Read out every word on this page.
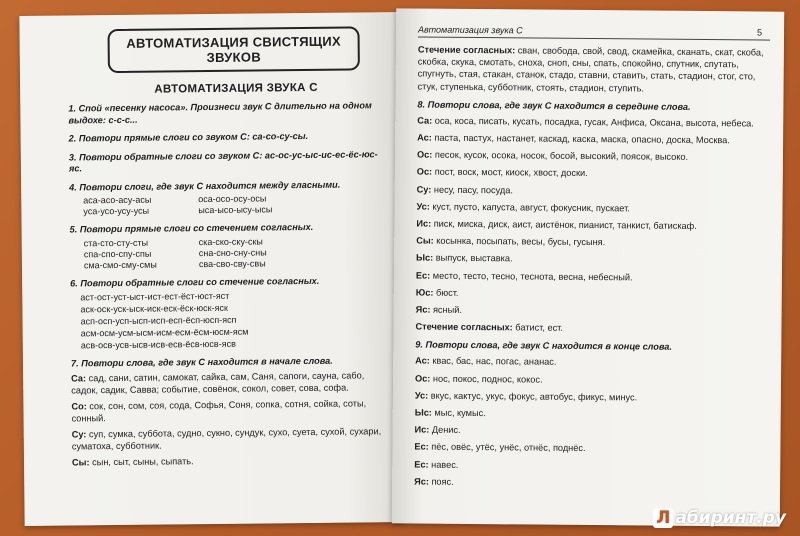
АВТОМАТИЗАЦИЯ СВИСТЯЩИХ ЗВУКОВ
АВТОМАТИЗАЦИЯ ЗВУКА С
1. Спой «песенку насоса». Произнеси звук С длительно на одном выдохе: с-с-с...
2. Повтори прямые слоги со звуком С: са-со-су-сы.
3. Повтори обратные слоги со звуком С: ас-ос-ус-ыс-ис-ес-ёс-юс-яс.
4. Повтори слоги, где звук С находится между гласными.
аса-асо-асу-асы	оса-осо-осу-осы
уса-усо-усу-усы	ыса-ысо-ысу-ысы
5. Повтори прямые слоги со стечением согласных.
ста-сто-сту-сты	ска-ско-ску-скы
спа-спо-спу-спы	сна-сно-сну-сны
сма-смо-сму-смы	сва-сво-сву-свы
6. Повтори обратные слоги со стечение согласных.
аст-ост-уст-ыст-ист-ест-ёст-юст-яст
аск-оск-уск-ыск-иск-еск-ёск-юск-яск
асп-осп-усп-ысп-исп-есп-ёсп-юсп-ясп
асм-осм-усм-ысм-исм-есм-ёсм-юсм-ясм
асв-осв-усв-ысв-исв-есв-ёсв-юсв-ясв
7. Повтори слова, где звук С находится в начале слова.
Са: сад, сани, сатин, самокат, сайка, сам, Саня, сапоги, сауна, сабо, садок, садик, Савва; событие, совёнок, сокол, совет, сова, софа.
Со: сок, сон, сом, соя, сода, Софья, Соня, сопка, сотня, сойка, соты, сонный.
Су: суп, сумка, суббота, судно, сукно, сундук, сухо, суета, сухой, сухари, суматоха, субботник.
Сы: сын, сыт, сыны, сыпать.
Автоматизация звука С	5
Стечение согласных: сван, свобода, свой, свод, скамейка, сканать, скат, скоба, скобка, скука, смотать, сноха, сноп, сны, спать, спокойно, спутник, спутать, спугнуть, стая, стакан, станок, стадо, ставни, ставить, стать, стадион, стог, сто, стук, ступенька, субботник, стоять, стадион, ступить.
8. Повтори слова, где звук С находится в середине слова.
Са: оса, коса, писать, кусать, посадка, гусак, Анфиса, Оксана, высота, небеса.
Ас: паста, пастух, настанет, каскад, каска, маска, опасно, доска, Москва.
Ос: песок, кусок, осока, носок, босой, высокий, поясок, высоко.
Ос: пост, воск, мост, киоск, хвост, доски.
Су: несу, пасу, посуда.
Ус: куст, пусто, капуста, август, фокусник, пускает.
Ис: писк, миска, диск, аист, аистёнок, пианист, танкист, батискаф.
Сы: косынка, посыпать, весы, бусы, гусыня.
Ыс: выпуск, выставка.
Ес: место, тесто, тесно, теснота, весна, небесный.
Юс: бюст.
Яс: ясный.
Стечение согласных: батист, ест.
9. Повтори слова, где звук С находится в конце слова.
Ас: квас, бас, нас, погас, ананас.
Ос: нос, покос, поднос, кокос.
Ус: вкус, кактус, укус, фокус, автобус, фикус, минус.
Ыс: мыс, кумыс.
Ис: Денис.
Ес: пёс, овёс, утёс, унёс, отнёс, поднёс.
Ес: навес.
Яс: пояс.
Л абиринт.ру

**What you should do**: Quote the entries above word for word. Leave the images out.

**Result for this exercise**:
Read out every word on this page.
АВТОМАТИЗАЦИЯ СВИСТЯЩИХ ЗВУКОВ
АВТОМАТИЗАЦИЯ ЗВУКА С
1. Спой «песенку насоса». Произнеси звук С длительно на одном выдохе: с-с-с...
2. Повтори прямые слоги со звуком С: са-со-су-сы.
3. Повтори обратные слоги со звуком С: ас-ос-ус-ыс-ис-ес-ёс-юс-яс.
4. Повтори слоги, где звук С находится между гласными.
аса-асо-асу-асы	оса-осо-осу-осы
уса-усо-усу-усы	ыса-ысо-ысу-ысы
5. Повтори прямые слоги со стечением согласных.
ста-сто-сту-сты	ска-ско-ску-скы
спа-спо-спу-спы	сна-сно-сну-сны
сма-смо-сму-смы	сва-сво-сву-свы
6. Повтори обратные слоги со стечение согласных.
аст-ост-уст-ыст-ист-ест-ёст-юст-яст
аск-оск-уск-ыск-иск-еск-ёск-юск-яск
асп-осп-усп-ысп-исп-есп-ёсп-юсп-ясп
асм-осм-усм-ысм-исм-есм-ёсм-юсм-ясм
асв-осв-усв-ысв-исв-есв-ёсв-юсв-ясв
7. Повтори слова, где звук С находится в начале слова.
Са: сад, сани, сатин, самокат, сайка, сам, Саня, сапоги, сауна, сабо, садок, садик, Савва; событие, совёнок, сокол, совет, сова, софа.
Со: сок, сон, сом, соя, сода, Софья, Соня, сопка, сотня, сойка, соты, сонный.
Су: суп, сумка, суббота, судно, сукно, сундук, сухо, суета, сухой, сухари, суматоха, субботник.
Сы: сын, сыт, сыны, сыпать.
Автоматизация звука С	5
Стечение согласных: сван, свобода, свой, свод, скамейка, сканать, скат, скоба, скобка, скука, смотать, сноха, сноп, сны, спать, спокойно, спутник, спутать, спугнуть, стая, стакан, станок, стадо, ставни, ставить, стать, стадион, стог, сто, стук, ступенька, субботник, стоять, стадион, ступить.
8. Повтори слова, где звук С находится в середине слова.
Са: оса, коса, писать, кусать, посадка, гусак, Анфиса, Оксана, высота, небеса.
Ас: паста, пастух, настанет, каскад, каска, маска, опасно, доска, Москва.
Ос: песок, кусок, осока, носок, босой, высокий, поясок, высоко.
Ос: пост, воск, мост, киоск, хвост, доски.
Су: несу, пасу, посуда.
Ус: куст, пусто, капуста, август, фокусник, пускает.
Ис: писк, миска, диск, аист, аистёнок, пианист, танкист, батискаф.
Сы: косынка, посыпать, весы, бусы, гусыня.
Ыс: выпуск, выставка.
Ес: место, тесто, тесно, теснота, весна, небесный.
Юс: бюст.
Яс: ясный.
Стечение согласных: батист, ест.
9. Повтори слова, где звук С находится в конце слова.
Ас: квас, бас, нас, погас, ананас.
Ос: нос, покос, поднос, кокос.
Ус: вкус, кактус, укус, фокус, автобус, фикус, минус.
Ыс: мыс, кумыс.
Ис: Денис.
Ес: пёс, овёс, утёс, унёс, отнёс, поднёс.
Ес: навес.
Яс: пояс.
Л абиринт.ру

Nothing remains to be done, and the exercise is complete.